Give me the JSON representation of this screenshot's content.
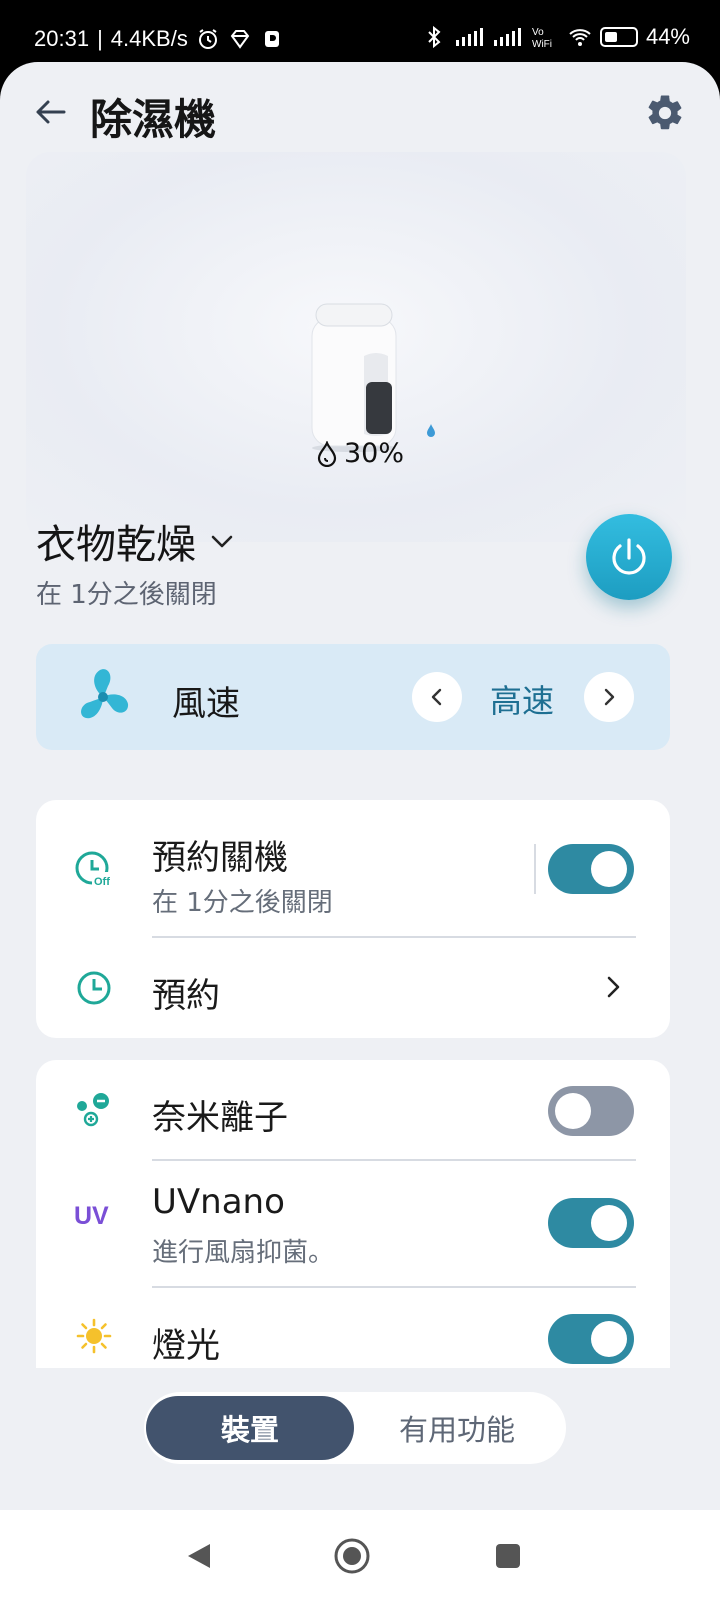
{
  "status_bar": {
    "time": "20:31",
    "speed": "4.4KB/s",
    "battery": "44%",
    "battery_level": 0.44
  },
  "header": {
    "title": "除濕機"
  },
  "hero": {
    "humidity": "30%"
  },
  "mode": {
    "label": "衣物乾燥",
    "subtitle": "在 1分之後關閉"
  },
  "fan": {
    "label": "風速",
    "value": "高速"
  },
  "schedule_card": {
    "items": [
      {
        "title": "預約關機",
        "subtitle": "在 1分之後關閉",
        "toggle_on": true
      },
      {
        "title": "預約"
      }
    ]
  },
  "features_card": {
    "items": [
      {
        "title": "奈米離子",
        "toggle_on": false
      },
      {
        "title": "UVnano",
        "subtitle": "進行風扇抑菌。",
        "icon_text": "UV",
        "toggle_on": true
      },
      {
        "title": "燈光",
        "toggle_on": true
      }
    ]
  },
  "bottom_tabs": {
    "tabs": [
      "裝置",
      "有用功能"
    ],
    "active": 0
  },
  "colors": {
    "accent": "#2e8aa2",
    "power": "#1d9dc1",
    "tab_active": "#42536d",
    "fan_card": "#d9eaf6"
  },
  "icons": {
    "back": "arrow-left-icon",
    "settings": "gear-icon",
    "drop": "water-drop-icon",
    "power": "power-icon",
    "fan": "fan-icon",
    "timer_off": "timer-off-icon",
    "schedule": "schedule-icon",
    "ion": "nano-ion-icon",
    "light": "sun-icon"
  }
}
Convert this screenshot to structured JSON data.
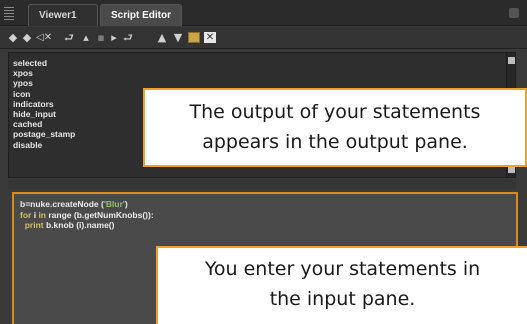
{
  "tabs": [
    {
      "label": "Viewer1"
    },
    {
      "label": "Script Editor"
    }
  ],
  "toolbar": {
    "icons": [
      "previous-script-icon",
      "next-script-icon",
      "clear-history-icon",
      "source-script-icon",
      "load-script-icon",
      "save-script-icon",
      "run-script-icon",
      "show-input-only-icon",
      "show-output-only-icon",
      "show-both-icon",
      "clear-output-icon"
    ]
  },
  "output_pane": {
    "lines": [
      "selected",
      "xpos",
      "ypos",
      "icon",
      "indicators",
      "hide_input",
      "cached",
      "postage_stamp",
      "disable"
    ]
  },
  "input_pane": {
    "line1_a": "b=nuke.createNode (",
    "line1_str": "'Blur'",
    "line1_b": ")",
    "line2_kw1": "for",
    "line2_a": " i ",
    "line2_kw2": "in",
    "line2_b": " range (b.getNumKnobs()):",
    "line3_kw": "print",
    "line3_a": " b.knob (i).name()"
  },
  "callouts": {
    "output_line1": "The output of your statements",
    "output_line2": "appears in the output pane.",
    "input_line1": "You enter your statements in",
    "input_line2": "the input pane."
  },
  "colors": {
    "callout_border": "#f0a12a",
    "input_border": "#d98a1c",
    "keyword": "#d3c06a",
    "string": "#8ec26a"
  }
}
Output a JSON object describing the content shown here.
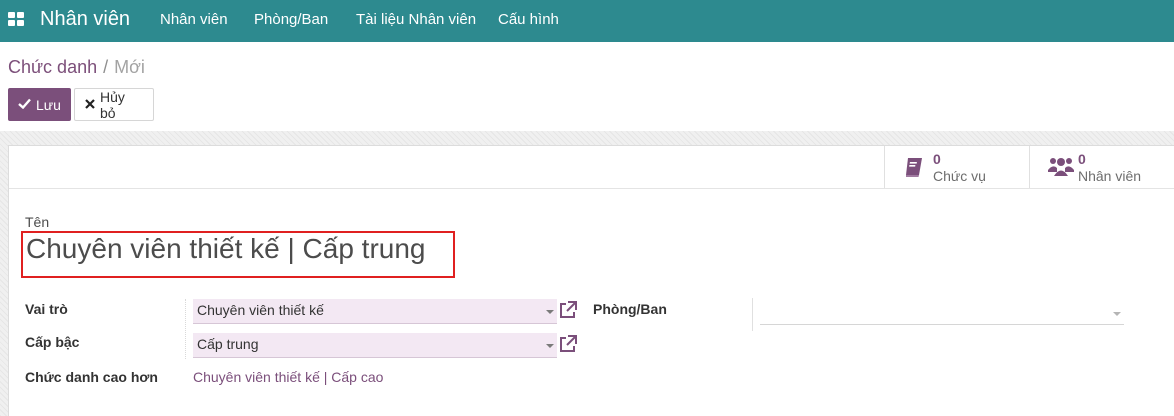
{
  "navbar": {
    "app_title": "Nhân viên",
    "menu": [
      "Nhân viên",
      "Phòng/Ban",
      "Tài liệu Nhân viên",
      "Cấu hình"
    ],
    "bg_color": "#2d8a8f"
  },
  "breadcrumb": {
    "parent": "Chức danh",
    "separator": "/",
    "current": "Mới"
  },
  "toolbar": {
    "save_label": "Lưu",
    "save_icon": "check-icon",
    "discard_label": "Hủy bỏ",
    "discard_icon": "close-icon",
    "accent_color": "#7b4f7b"
  },
  "stats": [
    {
      "value": "0",
      "label": "Chức vụ",
      "icon": "book-icon"
    },
    {
      "value": "0",
      "label": "Nhân viên",
      "icon": "users-icon"
    }
  ],
  "form": {
    "name_label": "Tên",
    "name_value": "Chuyên viên thiết kế | Cấp trung",
    "fields": {
      "role_label": "Vai trò",
      "role_value": "Chuyên viên thiết kế",
      "level_label": "Cấp bậc",
      "level_value": "Cấp trung",
      "parent_label": "Chức danh cao hơn",
      "parent_value": "Chuyên viên thiết kế | Cấp cao",
      "department_label": "Phòng/Ban",
      "department_value": ""
    }
  },
  "colors": {
    "highlight_border": "#e02020",
    "field_bg": "#f3e8f3"
  }
}
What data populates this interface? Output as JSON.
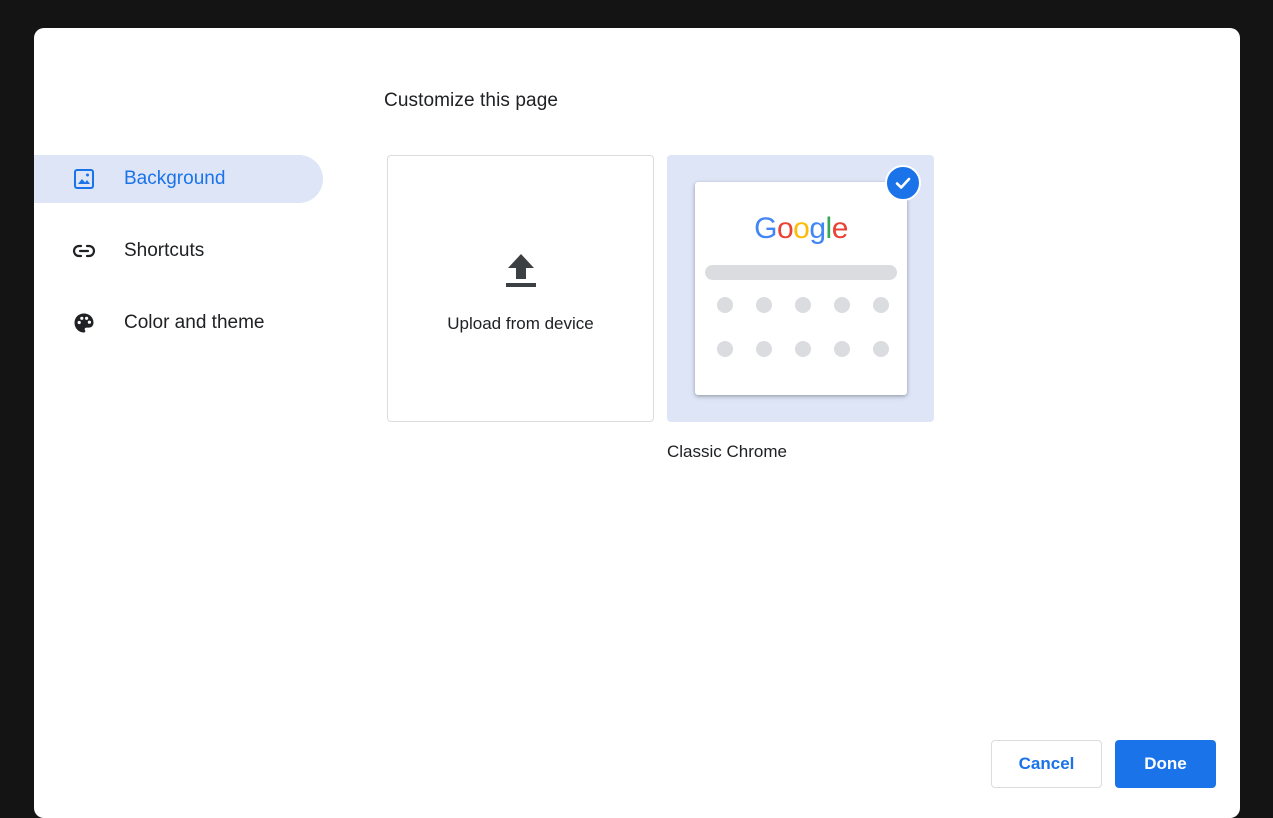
{
  "dialog": {
    "title": "Customize this page"
  },
  "sidebar": {
    "items": [
      {
        "label": "Background",
        "icon": "image-icon",
        "selected": true
      },
      {
        "label": "Shortcuts",
        "icon": "link-icon",
        "selected": false
      },
      {
        "label": "Color and theme",
        "icon": "palette-icon",
        "selected": false
      }
    ]
  },
  "tiles": {
    "upload": {
      "label": "Upload from device",
      "icon": "upload-icon"
    },
    "classic": {
      "caption": "Classic Chrome",
      "selected": true,
      "preview": {
        "logo_letters": [
          "G",
          "o",
          "o",
          "g",
          "l",
          "e"
        ],
        "logo_colors": [
          "#4285f4",
          "#ea4335",
          "#fbbc05",
          "#4285f4",
          "#34a853",
          "#ea4335"
        ]
      }
    }
  },
  "footer": {
    "cancel_label": "Cancel",
    "done_label": "Done"
  },
  "colors": {
    "accent": "#1a73e8",
    "selected_bg": "#dde5f7",
    "backdrop": "#141414"
  }
}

━━━━━━

### DO THIS
Restate the data above word for word. Skip every picture.

### RESULT OF THE EXERCISE
Give me the JSON representation of this screenshot's content.
{
  "status_bar": {
    "time": "20:31",
    "speed": "4.4KB/s",
    "battery": "44%",
    "battery_level": 0.44
  },
  "header": {
    "title": "除濕機"
  },
  "hero": {
    "humidity": "30%"
  },
  "mode": {
    "label": "衣物乾燥",
    "subtitle": "在 1分之後關閉"
  },
  "fan": {
    "label": "風速",
    "value": "高速"
  },
  "schedule_card": {
    "items": [
      {
        "title": "預約關機",
        "subtitle": "在 1分之後關閉",
        "toggle_on": true
      },
      {
        "title": "預約"
      }
    ]
  },
  "features_card": {
    "items": [
      {
        "title": "奈米離子",
        "toggle_on": false
      },
      {
        "title": "UVnano",
        "subtitle": "進行風扇抑菌。",
        "icon_text": "UV",
        "toggle_on": true
      },
      {
        "title": "燈光",
        "toggle_on": true
      }
    ]
  },
  "bottom_tabs": {
    "tabs": [
      "裝置",
      "有用功能"
    ],
    "active": 0
  },
  "colors": {
    "accent": "#2e8aa2",
    "power": "#1d9dc1",
    "tab_active": "#42536d",
    "fan_card": "#d9eaf6"
  },
  "icons": {
    "back": "arrow-left-icon",
    "settings": "gear-icon",
    "drop": "water-drop-icon",
    "power": "power-icon",
    "fan": "fan-icon",
    "timer_off": "timer-off-icon",
    "schedule": "schedule-icon",
    "ion": "nano-ion-icon",
    "light": "sun-icon"
  }
}
Convert this screenshot to structured JSON data.
{
  "tabs": [
    {
      "label": "Viewer1"
    },
    {
      "label": "Script Editor"
    }
  ],
  "toolbar": {
    "icons": [
      "previous-script-icon",
      "next-script-icon",
      "clear-history-icon",
      "source-script-icon",
      "load-script-icon",
      "save-script-icon",
      "run-script-icon",
      "show-input-only-icon",
      "show-output-only-icon",
      "show-both-icon",
      "clear-output-icon"
    ]
  },
  "output_pane": {
    "lines": [
      "selected",
      "xpos",
      "ypos",
      "icon",
      "indicators",
      "hide_input",
      "cached",
      "postage_stamp",
      "disable"
    ]
  },
  "input_pane": {
    "line1_a": "b=nuke.createNode (",
    "line1_str": "'Blur'",
    "line1_b": ")",
    "line2_kw1": "for",
    "line2_a": " i ",
    "line2_kw2": "in",
    "line2_b": " range (b.getNumKnobs()):",
    "line3_kw": "print",
    "line3_a": " b.knob (i).name()"
  },
  "callouts": {
    "output_line1": "The output of your statements",
    "output_line2": "appears in the output pane.",
    "input_line1": "You enter your statements in",
    "input_line2": "the input pane."
  },
  "colors": {
    "callout_border": "#f0a12a",
    "input_border": "#d98a1c",
    "keyword": "#d3c06a",
    "string": "#8ec26a"
  }
}
Output a JSON object describing the content shown here.
{
  "navbar": {
    "app_title": "Nhân viên",
    "menu": [
      "Nhân viên",
      "Phòng/Ban",
      "Tài liệu Nhân viên",
      "Cấu hình"
    ],
    "bg_color": "#2d8a8f"
  },
  "breadcrumb": {
    "parent": "Chức danh",
    "separator": "/",
    "current": "Mới"
  },
  "toolbar": {
    "save_label": "Lưu",
    "save_icon": "check-icon",
    "discard_label": "Hủy bỏ",
    "discard_icon": "close-icon",
    "accent_color": "#7b4f7b"
  },
  "stats": [
    {
      "value": "0",
      "label": "Chức vụ",
      "icon": "book-icon"
    },
    {
      "value": "0",
      "label": "Nhân viên",
      "icon": "users-icon"
    }
  ],
  "form": {
    "name_label": "Tên",
    "name_value": "Chuyên viên thiết kế | Cấp trung",
    "fields": {
      "role_label": "Vai trò",
      "role_value": "Chuyên viên thiết kế",
      "level_label": "Cấp bậc",
      "level_value": "Cấp trung",
      "parent_label": "Chức danh cao hơn",
      "parent_value": "Chuyên viên thiết kế | Cấp cao",
      "department_label": "Phòng/Ban",
      "department_value": ""
    }
  },
  "colors": {
    "highlight_border": "#e02020",
    "field_bg": "#f3e8f3"
  }
}
What data populates this interface? Output as JSON.
{
  "dialog": {
    "title": "Customize this page"
  },
  "sidebar": {
    "items": [
      {
        "label": "Background",
        "icon": "image-icon",
        "selected": true
      },
      {
        "label": "Shortcuts",
        "icon": "link-icon",
        "selected": false
      },
      {
        "label": "Color and theme",
        "icon": "palette-icon",
        "selected": false
      }
    ]
  },
  "tiles": {
    "upload": {
      "label": "Upload from device",
      "icon": "upload-icon"
    },
    "classic": {
      "caption": "Classic Chrome",
      "selected": true,
      "preview": {
        "logo_letters": [
          "G",
          "o",
          "o",
          "g",
          "l",
          "e"
        ],
        "logo_colors": [
          "#4285f4",
          "#ea4335",
          "#fbbc05",
          "#4285f4",
          "#34a853",
          "#ea4335"
        ]
      }
    }
  },
  "footer": {
    "cancel_label": "Cancel",
    "done_label": "Done"
  },
  "colors": {
    "accent": "#1a73e8",
    "selected_bg": "#dde5f7",
    "backdrop": "#141414"
  }
}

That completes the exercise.